> Description of the task: Swap "advice" for "suggestions" in the journal entry about Brian, and write out the passage between "Ugh. So, I don't" and "I don't know.", inclusive.

> Source document:
--- --- ---

Ugh. So, I don't know if I should care anymore, about this situation with Brian. I want to care. I mean, I love him to death. I honestly don't know if that's just in a friendly way. And I know that at one point he felt the same way about me. And he says that he still cares deeply for me. But I am so confused with what's going on. One minute he tells me he cares deeply for me, and that he feels bad for making me wonder if he's replacing me with Kate... But then the next minute he doesn't text me for over 24 hours, or longer, and when he does he seems aggravated or aggitated because of some hearsay he heard. So then when I try to help him, or give him advice he doesn't talk to me... I don't know.

--- --- ---

> Provided data:
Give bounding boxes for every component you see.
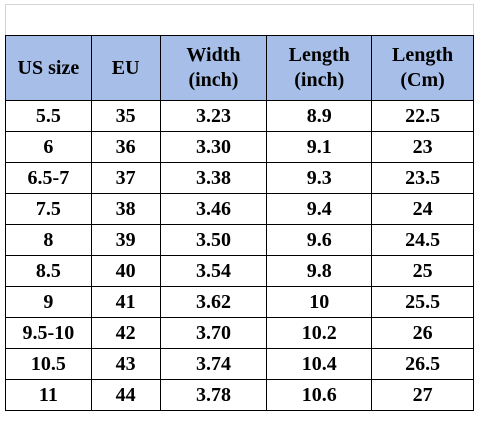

--- --- ---

> Written solution:
Ugh. So, I don't know if I should care anymore, about this situation with Brian. I want to care. I mean, I love him to death. I honestly don't know if that's just in a friendly way. And I know that at one point he felt the same way about me. And he says that he still cares deeply for me. But I am so confused with what's going on. One minute he tells me he cares deeply for me, and that he feels bad for making me wonder if he's replacing me with Kate... But then the next minute he doesn't text me for over 24 hours, or longer, and when he does he seems aggravated or aggitated because of some hearsay he heard. So then when I try to help him, or give him suggestions he doesn't talk to me... I don't know.